*** DATASET CONTENT ***

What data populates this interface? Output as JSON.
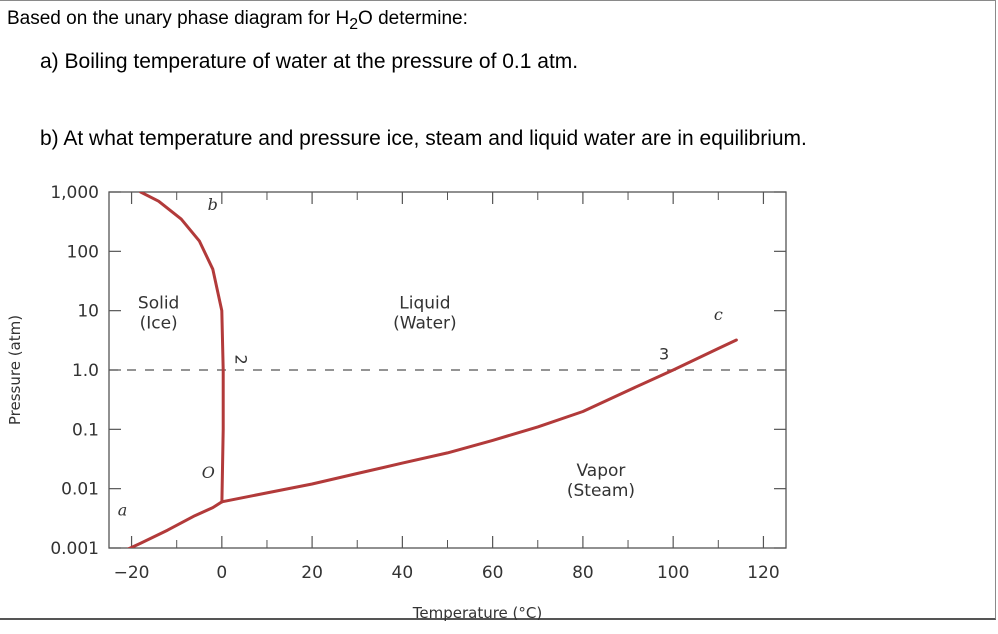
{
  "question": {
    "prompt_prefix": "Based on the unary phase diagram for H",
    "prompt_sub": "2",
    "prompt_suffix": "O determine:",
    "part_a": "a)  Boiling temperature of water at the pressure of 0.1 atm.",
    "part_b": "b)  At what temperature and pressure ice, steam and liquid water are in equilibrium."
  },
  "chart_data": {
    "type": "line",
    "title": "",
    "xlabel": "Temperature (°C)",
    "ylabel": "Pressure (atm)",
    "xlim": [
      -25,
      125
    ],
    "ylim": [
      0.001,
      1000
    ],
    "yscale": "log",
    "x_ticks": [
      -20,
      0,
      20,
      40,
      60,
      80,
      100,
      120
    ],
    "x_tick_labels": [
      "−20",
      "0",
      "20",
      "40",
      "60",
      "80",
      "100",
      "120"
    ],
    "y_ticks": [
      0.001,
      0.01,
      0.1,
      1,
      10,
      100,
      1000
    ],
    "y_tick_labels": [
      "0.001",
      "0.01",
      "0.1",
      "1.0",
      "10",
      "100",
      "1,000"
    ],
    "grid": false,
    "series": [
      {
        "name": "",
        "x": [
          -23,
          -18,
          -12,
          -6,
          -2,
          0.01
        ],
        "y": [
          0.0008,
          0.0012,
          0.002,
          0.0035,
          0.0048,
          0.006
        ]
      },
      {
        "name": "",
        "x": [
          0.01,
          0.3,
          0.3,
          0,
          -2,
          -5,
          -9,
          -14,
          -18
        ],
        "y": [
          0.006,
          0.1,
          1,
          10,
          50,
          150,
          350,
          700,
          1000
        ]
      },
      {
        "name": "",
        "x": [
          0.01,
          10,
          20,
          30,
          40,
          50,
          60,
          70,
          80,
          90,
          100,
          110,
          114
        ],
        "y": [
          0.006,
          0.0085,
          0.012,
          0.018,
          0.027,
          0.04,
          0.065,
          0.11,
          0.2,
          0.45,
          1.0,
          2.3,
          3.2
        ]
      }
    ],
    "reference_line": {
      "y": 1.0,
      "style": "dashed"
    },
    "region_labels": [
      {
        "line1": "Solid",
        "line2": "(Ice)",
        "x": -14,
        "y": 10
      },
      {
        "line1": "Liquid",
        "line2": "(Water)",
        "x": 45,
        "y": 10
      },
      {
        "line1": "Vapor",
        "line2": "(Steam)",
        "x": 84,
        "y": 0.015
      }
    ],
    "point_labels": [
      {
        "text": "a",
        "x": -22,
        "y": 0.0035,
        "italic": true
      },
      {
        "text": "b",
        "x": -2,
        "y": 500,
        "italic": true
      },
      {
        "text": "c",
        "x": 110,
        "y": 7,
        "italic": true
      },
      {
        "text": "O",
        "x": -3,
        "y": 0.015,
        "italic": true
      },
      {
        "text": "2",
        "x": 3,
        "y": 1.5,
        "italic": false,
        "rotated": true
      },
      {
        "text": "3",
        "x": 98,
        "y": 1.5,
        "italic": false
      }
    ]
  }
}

***
*** DATASET CONTENT ***

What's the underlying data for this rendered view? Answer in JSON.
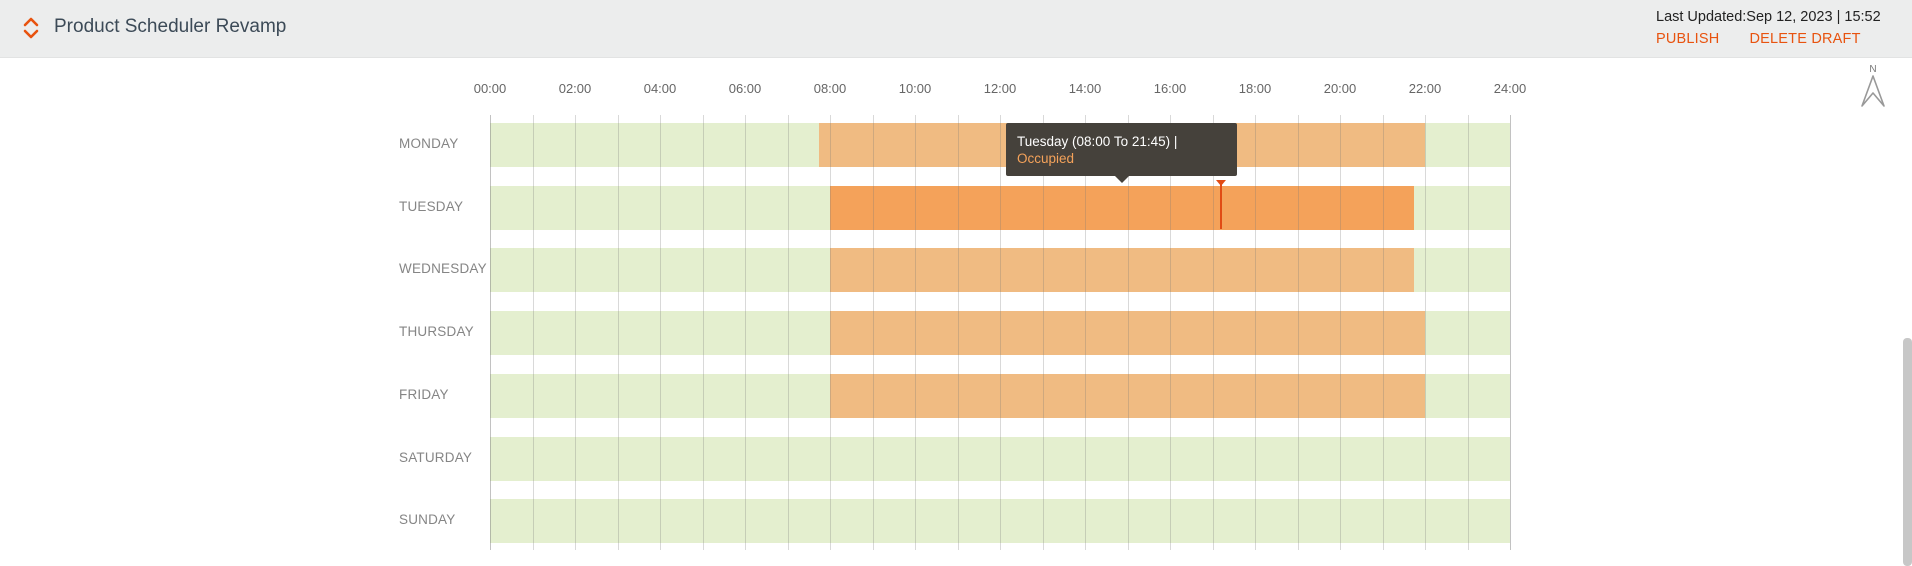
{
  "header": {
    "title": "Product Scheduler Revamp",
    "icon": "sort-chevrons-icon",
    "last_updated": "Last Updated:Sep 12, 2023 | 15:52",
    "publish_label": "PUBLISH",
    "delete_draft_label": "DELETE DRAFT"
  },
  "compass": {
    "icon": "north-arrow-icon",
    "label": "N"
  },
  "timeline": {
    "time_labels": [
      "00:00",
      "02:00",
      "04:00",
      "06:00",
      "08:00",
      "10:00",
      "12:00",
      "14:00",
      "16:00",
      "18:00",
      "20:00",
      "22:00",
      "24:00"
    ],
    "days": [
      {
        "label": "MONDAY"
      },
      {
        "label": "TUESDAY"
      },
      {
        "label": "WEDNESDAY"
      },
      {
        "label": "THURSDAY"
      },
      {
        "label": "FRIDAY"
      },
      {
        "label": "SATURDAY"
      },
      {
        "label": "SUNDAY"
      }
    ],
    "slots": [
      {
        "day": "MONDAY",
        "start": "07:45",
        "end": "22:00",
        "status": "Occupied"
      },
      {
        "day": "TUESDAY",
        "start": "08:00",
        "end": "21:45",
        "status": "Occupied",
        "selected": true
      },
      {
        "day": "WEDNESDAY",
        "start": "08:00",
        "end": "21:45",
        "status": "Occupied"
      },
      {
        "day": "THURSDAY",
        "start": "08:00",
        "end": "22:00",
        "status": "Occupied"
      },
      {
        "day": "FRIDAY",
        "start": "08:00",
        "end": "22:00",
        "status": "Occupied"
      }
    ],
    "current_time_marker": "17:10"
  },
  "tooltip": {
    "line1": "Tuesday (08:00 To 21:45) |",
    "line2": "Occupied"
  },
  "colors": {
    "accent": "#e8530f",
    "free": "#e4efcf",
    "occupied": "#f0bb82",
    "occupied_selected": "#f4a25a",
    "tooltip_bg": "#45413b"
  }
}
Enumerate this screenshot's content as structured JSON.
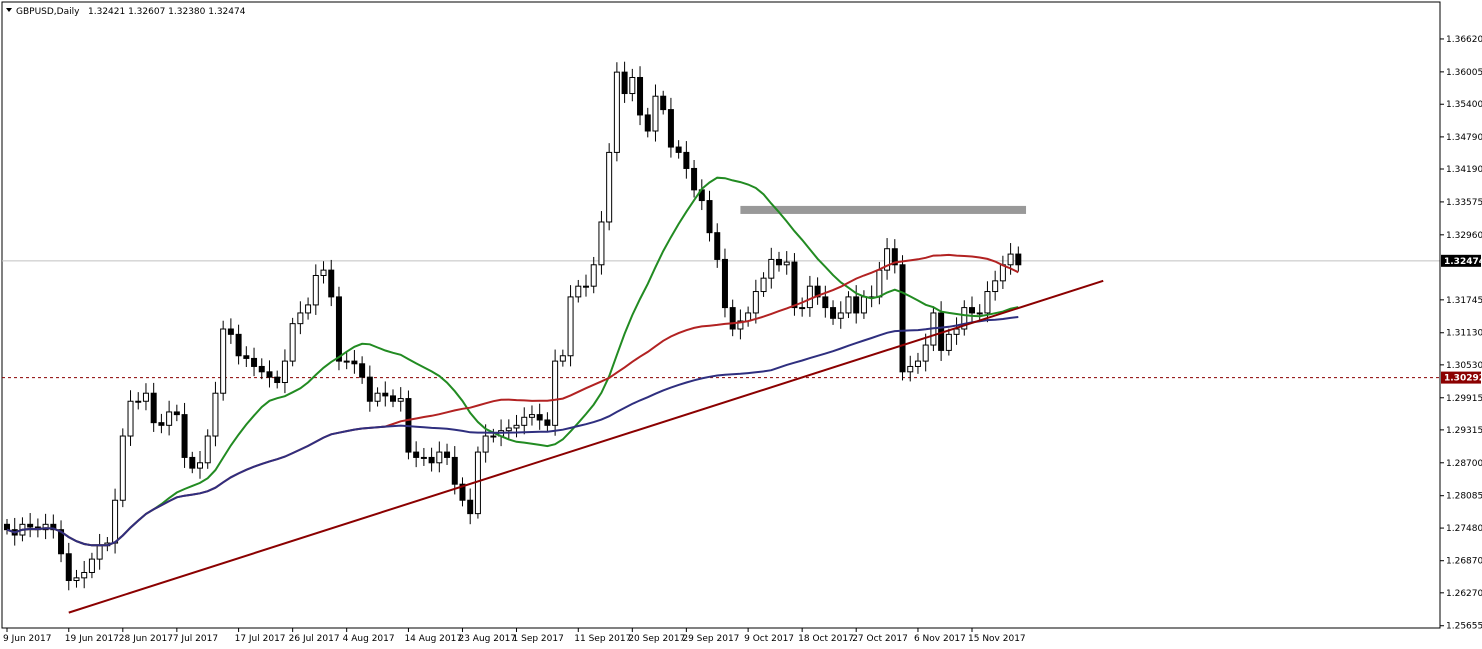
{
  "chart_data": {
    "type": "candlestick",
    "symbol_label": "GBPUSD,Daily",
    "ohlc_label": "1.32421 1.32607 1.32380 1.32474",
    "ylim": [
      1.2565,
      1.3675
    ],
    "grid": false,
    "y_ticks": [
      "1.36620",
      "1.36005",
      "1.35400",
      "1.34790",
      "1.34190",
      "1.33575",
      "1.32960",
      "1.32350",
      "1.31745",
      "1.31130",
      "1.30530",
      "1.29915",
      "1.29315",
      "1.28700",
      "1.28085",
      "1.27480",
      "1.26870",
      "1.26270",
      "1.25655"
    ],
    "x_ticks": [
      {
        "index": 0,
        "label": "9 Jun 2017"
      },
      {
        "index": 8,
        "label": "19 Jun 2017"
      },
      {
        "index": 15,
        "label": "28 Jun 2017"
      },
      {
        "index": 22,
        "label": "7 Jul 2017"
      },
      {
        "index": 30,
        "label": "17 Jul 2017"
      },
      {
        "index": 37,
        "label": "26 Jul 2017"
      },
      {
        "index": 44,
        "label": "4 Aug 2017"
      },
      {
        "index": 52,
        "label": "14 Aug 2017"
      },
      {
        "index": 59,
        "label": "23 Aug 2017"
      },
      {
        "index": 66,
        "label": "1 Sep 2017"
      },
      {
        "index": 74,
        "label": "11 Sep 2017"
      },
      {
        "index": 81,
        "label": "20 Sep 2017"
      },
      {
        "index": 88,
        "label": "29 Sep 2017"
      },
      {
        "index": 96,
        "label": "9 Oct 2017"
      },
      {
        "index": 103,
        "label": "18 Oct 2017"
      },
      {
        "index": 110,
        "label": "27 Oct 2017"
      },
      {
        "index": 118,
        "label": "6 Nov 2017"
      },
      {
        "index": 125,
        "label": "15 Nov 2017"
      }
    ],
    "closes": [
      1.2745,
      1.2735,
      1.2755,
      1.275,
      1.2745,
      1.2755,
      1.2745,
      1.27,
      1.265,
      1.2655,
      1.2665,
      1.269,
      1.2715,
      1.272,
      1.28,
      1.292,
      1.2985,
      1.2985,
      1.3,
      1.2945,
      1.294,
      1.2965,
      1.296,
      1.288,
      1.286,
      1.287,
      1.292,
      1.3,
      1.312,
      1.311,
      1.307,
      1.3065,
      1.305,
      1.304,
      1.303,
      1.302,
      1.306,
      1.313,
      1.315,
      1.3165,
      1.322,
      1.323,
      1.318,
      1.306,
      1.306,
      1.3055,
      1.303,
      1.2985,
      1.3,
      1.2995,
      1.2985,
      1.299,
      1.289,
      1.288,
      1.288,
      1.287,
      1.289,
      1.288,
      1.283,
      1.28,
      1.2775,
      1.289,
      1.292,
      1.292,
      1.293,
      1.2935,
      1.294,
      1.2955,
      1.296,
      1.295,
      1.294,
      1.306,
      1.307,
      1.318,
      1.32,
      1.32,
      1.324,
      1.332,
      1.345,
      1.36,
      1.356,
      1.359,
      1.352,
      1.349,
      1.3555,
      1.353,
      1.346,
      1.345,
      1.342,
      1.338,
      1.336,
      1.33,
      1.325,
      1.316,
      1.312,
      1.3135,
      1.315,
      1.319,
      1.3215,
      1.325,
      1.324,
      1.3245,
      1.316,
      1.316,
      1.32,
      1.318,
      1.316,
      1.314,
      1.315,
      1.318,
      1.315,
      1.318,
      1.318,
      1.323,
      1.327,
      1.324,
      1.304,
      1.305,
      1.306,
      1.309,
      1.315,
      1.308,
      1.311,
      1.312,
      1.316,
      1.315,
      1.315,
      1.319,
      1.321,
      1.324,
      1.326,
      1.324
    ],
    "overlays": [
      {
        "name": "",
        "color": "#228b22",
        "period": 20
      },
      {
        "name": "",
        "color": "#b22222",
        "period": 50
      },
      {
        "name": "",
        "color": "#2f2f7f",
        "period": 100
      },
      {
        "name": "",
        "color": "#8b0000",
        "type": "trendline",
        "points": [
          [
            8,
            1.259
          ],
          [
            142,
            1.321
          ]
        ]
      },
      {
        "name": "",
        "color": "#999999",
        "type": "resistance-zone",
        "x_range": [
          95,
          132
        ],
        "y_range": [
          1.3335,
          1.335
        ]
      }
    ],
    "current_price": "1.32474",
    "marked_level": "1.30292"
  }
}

***

» GIVEN PROBLEM:
Look over the records above and copy each line that includes the string "title".

» ANSWER BELOW:
    "title": "",
    "title": "Product Scheduler Revamp",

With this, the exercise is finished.